>> Start Data excerpts

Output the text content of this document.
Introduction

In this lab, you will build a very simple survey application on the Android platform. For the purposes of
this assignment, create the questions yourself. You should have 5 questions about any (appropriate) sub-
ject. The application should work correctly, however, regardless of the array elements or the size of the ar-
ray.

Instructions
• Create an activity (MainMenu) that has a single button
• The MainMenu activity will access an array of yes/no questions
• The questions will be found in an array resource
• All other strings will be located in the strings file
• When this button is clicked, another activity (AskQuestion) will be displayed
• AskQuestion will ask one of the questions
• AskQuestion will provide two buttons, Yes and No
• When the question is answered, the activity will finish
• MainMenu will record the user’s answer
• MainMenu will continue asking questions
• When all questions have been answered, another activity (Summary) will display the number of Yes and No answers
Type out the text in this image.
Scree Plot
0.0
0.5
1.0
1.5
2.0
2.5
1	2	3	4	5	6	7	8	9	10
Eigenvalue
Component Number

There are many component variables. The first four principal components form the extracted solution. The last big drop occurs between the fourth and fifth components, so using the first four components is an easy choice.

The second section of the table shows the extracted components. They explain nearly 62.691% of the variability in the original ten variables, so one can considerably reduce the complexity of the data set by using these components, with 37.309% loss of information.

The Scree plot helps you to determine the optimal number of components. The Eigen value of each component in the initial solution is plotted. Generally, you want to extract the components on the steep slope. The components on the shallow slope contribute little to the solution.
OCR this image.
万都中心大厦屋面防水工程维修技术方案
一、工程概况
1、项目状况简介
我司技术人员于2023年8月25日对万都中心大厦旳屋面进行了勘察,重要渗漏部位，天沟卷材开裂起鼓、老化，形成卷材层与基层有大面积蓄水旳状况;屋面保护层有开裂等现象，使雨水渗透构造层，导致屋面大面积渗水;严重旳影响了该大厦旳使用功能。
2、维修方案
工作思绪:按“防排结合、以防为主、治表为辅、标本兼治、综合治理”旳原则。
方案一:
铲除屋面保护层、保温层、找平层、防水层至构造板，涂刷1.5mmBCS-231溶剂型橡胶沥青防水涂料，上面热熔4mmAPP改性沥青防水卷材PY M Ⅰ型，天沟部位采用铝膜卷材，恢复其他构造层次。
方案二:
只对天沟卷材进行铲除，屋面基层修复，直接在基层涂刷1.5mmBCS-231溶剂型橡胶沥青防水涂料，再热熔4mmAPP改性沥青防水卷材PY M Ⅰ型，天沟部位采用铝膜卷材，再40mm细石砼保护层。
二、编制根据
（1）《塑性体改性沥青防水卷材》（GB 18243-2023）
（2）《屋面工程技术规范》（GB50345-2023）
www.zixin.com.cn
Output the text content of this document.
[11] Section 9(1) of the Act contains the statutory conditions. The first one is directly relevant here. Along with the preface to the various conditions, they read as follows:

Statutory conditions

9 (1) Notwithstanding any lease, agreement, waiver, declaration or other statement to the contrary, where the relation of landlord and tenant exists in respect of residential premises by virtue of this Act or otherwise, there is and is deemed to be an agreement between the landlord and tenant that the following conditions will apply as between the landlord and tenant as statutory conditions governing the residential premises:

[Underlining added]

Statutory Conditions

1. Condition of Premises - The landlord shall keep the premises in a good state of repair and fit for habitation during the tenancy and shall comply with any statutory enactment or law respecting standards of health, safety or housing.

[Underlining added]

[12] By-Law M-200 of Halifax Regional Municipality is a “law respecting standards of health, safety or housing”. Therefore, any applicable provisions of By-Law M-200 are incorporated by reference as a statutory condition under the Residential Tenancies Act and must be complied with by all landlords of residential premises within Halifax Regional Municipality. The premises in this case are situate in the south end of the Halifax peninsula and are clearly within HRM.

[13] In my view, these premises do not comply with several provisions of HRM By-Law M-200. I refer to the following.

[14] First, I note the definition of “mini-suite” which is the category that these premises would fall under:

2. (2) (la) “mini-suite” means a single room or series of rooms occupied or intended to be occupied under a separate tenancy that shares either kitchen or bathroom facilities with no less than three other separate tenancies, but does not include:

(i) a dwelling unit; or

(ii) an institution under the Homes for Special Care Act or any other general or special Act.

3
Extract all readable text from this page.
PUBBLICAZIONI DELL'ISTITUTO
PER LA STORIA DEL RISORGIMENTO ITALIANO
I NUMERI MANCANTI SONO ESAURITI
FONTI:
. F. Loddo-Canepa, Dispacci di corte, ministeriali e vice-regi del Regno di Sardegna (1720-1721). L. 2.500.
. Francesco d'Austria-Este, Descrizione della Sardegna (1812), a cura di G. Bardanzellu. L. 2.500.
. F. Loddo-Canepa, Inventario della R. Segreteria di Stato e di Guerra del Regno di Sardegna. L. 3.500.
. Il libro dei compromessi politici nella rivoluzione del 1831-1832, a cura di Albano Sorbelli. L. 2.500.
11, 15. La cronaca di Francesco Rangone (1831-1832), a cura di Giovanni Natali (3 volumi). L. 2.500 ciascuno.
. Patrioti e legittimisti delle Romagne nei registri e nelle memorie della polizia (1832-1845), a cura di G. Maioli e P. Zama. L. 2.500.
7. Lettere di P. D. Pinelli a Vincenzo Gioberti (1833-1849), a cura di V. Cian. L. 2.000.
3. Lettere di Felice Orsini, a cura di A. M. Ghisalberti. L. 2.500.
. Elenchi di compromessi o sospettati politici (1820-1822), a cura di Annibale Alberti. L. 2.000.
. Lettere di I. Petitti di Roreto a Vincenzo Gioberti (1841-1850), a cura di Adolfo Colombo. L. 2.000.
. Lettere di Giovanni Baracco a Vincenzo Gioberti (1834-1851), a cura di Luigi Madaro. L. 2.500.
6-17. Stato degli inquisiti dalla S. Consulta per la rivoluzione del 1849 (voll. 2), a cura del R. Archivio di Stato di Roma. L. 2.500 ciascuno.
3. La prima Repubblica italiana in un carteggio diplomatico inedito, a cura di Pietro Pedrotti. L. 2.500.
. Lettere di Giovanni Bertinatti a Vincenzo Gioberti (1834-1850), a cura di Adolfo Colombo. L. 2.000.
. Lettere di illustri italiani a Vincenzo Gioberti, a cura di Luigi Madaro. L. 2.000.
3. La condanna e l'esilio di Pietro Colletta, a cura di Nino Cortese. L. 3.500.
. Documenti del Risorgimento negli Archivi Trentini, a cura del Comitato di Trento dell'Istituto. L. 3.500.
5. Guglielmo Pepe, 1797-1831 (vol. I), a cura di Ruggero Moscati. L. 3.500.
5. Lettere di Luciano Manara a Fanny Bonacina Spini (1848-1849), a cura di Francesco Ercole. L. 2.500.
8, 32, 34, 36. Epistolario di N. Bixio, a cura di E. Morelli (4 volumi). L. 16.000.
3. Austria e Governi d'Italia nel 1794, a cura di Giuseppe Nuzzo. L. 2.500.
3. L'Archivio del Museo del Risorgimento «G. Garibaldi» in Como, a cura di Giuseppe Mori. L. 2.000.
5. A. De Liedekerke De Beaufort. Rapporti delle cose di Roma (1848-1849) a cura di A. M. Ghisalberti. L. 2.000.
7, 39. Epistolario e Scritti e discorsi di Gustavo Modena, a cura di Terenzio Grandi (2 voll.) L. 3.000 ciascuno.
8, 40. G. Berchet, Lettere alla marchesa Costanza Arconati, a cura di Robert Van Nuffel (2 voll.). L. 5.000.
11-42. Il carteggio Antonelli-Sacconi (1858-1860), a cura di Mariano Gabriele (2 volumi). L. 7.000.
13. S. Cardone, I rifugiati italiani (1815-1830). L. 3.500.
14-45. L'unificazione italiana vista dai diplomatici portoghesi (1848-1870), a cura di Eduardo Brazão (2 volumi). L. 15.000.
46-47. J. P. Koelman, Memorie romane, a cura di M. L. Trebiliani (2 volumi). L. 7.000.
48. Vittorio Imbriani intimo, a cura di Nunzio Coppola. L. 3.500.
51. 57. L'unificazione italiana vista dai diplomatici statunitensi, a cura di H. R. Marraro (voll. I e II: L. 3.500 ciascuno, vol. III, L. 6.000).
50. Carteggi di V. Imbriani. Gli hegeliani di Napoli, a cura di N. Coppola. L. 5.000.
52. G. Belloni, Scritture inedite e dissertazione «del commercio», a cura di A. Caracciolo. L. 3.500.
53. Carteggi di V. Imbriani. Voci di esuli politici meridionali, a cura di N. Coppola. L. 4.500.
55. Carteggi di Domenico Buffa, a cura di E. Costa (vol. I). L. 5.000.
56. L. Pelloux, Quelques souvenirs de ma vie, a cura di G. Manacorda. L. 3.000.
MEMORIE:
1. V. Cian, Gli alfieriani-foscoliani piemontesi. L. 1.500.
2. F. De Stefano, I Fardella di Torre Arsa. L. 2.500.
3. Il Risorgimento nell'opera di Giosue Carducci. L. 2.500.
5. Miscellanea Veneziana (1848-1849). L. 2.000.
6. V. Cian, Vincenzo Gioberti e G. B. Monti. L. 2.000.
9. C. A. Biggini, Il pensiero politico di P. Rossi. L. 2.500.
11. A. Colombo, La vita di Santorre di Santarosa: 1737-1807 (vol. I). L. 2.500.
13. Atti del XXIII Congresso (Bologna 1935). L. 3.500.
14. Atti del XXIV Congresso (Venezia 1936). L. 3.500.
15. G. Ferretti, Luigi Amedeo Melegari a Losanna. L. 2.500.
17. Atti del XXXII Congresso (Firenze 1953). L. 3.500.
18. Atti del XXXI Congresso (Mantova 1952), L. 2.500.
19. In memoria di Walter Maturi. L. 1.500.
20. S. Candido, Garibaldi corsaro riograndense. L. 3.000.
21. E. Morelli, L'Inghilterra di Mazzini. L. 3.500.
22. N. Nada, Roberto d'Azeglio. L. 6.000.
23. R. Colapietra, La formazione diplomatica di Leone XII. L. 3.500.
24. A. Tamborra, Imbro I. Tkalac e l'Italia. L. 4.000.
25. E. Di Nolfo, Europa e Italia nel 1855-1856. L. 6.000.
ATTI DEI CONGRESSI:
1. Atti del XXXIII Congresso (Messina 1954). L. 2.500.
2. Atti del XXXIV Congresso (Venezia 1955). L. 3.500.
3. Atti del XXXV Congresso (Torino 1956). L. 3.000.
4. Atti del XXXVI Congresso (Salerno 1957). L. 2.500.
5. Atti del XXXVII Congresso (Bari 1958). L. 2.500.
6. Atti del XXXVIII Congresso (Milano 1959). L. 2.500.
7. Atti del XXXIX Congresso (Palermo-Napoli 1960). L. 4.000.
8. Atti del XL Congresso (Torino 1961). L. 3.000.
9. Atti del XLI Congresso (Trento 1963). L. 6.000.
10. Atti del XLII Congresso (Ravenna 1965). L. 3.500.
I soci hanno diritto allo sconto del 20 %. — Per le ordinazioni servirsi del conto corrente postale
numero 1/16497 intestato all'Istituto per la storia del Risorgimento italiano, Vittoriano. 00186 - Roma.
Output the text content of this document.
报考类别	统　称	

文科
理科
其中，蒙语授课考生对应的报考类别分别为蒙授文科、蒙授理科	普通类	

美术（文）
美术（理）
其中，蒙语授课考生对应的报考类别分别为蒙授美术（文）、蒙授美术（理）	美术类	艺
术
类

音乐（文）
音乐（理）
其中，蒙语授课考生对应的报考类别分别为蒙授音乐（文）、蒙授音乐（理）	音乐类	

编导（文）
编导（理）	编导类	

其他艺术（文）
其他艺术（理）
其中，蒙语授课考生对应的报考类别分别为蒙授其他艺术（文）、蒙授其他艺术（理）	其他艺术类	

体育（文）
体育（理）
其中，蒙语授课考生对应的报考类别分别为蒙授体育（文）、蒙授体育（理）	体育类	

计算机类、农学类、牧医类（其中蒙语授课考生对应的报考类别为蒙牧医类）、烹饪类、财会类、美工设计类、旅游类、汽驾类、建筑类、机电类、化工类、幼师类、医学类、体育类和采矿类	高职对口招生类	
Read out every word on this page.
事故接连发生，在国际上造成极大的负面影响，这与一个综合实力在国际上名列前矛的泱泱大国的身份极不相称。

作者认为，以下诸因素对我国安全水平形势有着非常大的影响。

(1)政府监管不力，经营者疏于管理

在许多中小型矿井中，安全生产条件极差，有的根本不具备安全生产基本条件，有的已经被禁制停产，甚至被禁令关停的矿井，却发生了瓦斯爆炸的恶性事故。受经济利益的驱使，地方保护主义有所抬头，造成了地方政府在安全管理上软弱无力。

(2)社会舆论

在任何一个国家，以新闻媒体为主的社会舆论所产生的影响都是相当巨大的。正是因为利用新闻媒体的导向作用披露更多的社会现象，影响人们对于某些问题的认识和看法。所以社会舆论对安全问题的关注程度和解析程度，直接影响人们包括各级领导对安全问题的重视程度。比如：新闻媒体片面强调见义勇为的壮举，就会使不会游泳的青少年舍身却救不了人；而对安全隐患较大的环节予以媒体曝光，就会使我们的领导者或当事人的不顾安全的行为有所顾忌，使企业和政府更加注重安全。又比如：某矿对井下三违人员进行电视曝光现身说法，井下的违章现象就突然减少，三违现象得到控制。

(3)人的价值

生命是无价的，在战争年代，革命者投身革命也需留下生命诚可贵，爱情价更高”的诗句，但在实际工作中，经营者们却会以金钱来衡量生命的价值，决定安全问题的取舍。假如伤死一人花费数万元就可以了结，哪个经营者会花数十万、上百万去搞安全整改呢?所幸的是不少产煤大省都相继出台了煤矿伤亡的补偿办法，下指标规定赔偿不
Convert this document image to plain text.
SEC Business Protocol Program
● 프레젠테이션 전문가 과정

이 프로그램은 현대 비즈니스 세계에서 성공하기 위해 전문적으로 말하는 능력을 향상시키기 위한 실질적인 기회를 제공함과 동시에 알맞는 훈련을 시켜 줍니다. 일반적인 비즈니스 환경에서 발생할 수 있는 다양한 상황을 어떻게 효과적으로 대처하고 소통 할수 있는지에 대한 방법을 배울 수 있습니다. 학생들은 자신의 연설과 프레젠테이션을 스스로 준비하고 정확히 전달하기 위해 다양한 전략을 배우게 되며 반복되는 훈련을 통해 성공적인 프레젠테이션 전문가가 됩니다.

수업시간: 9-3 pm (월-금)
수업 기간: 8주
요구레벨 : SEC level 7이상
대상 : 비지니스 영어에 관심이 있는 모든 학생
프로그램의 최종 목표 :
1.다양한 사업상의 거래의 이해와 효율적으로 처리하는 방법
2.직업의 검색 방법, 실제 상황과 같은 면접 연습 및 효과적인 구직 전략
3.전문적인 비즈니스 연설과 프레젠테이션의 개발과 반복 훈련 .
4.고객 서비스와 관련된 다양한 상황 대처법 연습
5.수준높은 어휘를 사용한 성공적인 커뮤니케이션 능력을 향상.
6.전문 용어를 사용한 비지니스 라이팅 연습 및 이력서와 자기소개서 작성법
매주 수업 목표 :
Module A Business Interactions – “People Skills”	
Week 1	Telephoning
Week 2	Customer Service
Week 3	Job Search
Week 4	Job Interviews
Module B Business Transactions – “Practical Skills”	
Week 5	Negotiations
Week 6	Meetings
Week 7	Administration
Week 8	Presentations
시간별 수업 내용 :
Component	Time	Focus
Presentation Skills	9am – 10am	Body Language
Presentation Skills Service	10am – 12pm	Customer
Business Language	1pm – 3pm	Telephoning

>> End Data excerpts

Stated goal
What are the lines from the one with "Read out every word on this page." through the last line of the records above? Quote them exactly and add nothing.

Result below
Read out every word on this page.
事故接连发生，在国际上造成极大的负面影响，这与一个综合实力在国际上名列前矛的泱泱大国的身份极不相称。

作者认为，以下诸因素对我国安全水平形势有着非常大的影响。

(1)政府监管不力，经营者疏于管理

在许多中小型矿井中，安全生产条件极差，有的根本不具备安全生产基本条件，有的已经被禁制停产，甚至被禁令关停的矿井，却发生了瓦斯爆炸的恶性事故。受经济利益的驱使，地方保护主义有所抬头，造成了地方政府在安全管理上软弱无力。

(2)社会舆论

在任何一个国家，以新闻媒体为主的社会舆论所产生的影响都是相当巨大的。正是因为利用新闻媒体的导向作用披露更多的社会现象，影响人们对于某些问题的认识和看法。所以社会舆论对安全问题的关注程度和解析程度，直接影响人们包括各级领导对安全问题的重视程度。比如：新闻媒体片面强调见义勇为的壮举，就会使不会游泳的青少年舍身却救不了人；而对安全隐患较大的环节予以媒体曝光，就会使我们的领导者或当事人的不顾安全的行为有所顾忌，使企业和政府更加注重安全。又比如：某矿对井下三违人员进行电视曝光现身说法，井下的违章现象就突然减少，三违现象得到控制。

(3)人的价值

生命是无价的，在战争年代，革命者投身革命也需留下生命诚可贵，爱情价更高”的诗句，但在实际工作中，经营者们却会以金钱来衡量生命的价值，决定安全问题的取舍。假如伤死一人花费数万元就可以了结，哪个经营者会花数十万、上百万去搞安全整改呢?所幸的是不少产煤大省都相继出台了煤矿伤亡的补偿办法，下指标规定赔偿不
Convert this document image to plain text.
SEC Business Protocol Program
● 프레젠테이션 전문가 과정

이 프로그램은 현대 비즈니스 세계에서 성공하기 위해 전문적으로 말하는 능력을 향상시키기 위한 실질적인 기회를 제공함과 동시에 알맞는 훈련을 시켜 줍니다. 일반적인 비즈니스 환경에서 발생할 수 있는 다양한 상황을 어떻게 효과적으로 대처하고 소통 할수 있는지에 대한 방법을 배울 수 있습니다. 학생들은 자신의 연설과 프레젠테이션을 스스로 준비하고 정확히 전달하기 위해 다양한 전략을 배우게 되며 반복되는 훈련을 통해 성공적인 프레젠테이션 전문가가 됩니다.

수업시간: 9-3 pm (월-금)
수업 기간: 8주
요구레벨 : SEC level 7이상
대상 : 비지니스 영어에 관심이 있는 모든 학생
프로그램의 최종 목표 :
1.다양한 사업상의 거래의 이해와 효율적으로 처리하는 방법
2.직업의 검색 방법, 실제 상황과 같은 면접 연습 및 효과적인 구직 전략
3.전문적인 비즈니스 연설과 프레젠테이션의 개발과 반복 훈련 .
4.고객 서비스와 관련된 다양한 상황 대처법 연습
5.수준높은 어휘를 사용한 성공적인 커뮤니케이션 능력을 향상.
6.전문 용어를 사용한 비지니스 라이팅 연습 및 이력서와 자기소개서 작성법
매주 수업 목표 :
Module A Business Interactions – “People Skills”	
Week 1	Telephoning
Week 2	Customer Service
Week 3	Job Search
Week 4	Job Interviews
Module B Business Transactions – “Practical Skills”	
Week 5	Negotiations
Week 6	Meetings
Week 7	Administration
Week 8	Presentations
시간별 수업 내용 :
Component	Time	Focus
Presentation Skills	9am – 10am	Body Language
Presentation Skills Service	10am – 12pm	Customer
Business Language	1pm – 3pm	Telephoning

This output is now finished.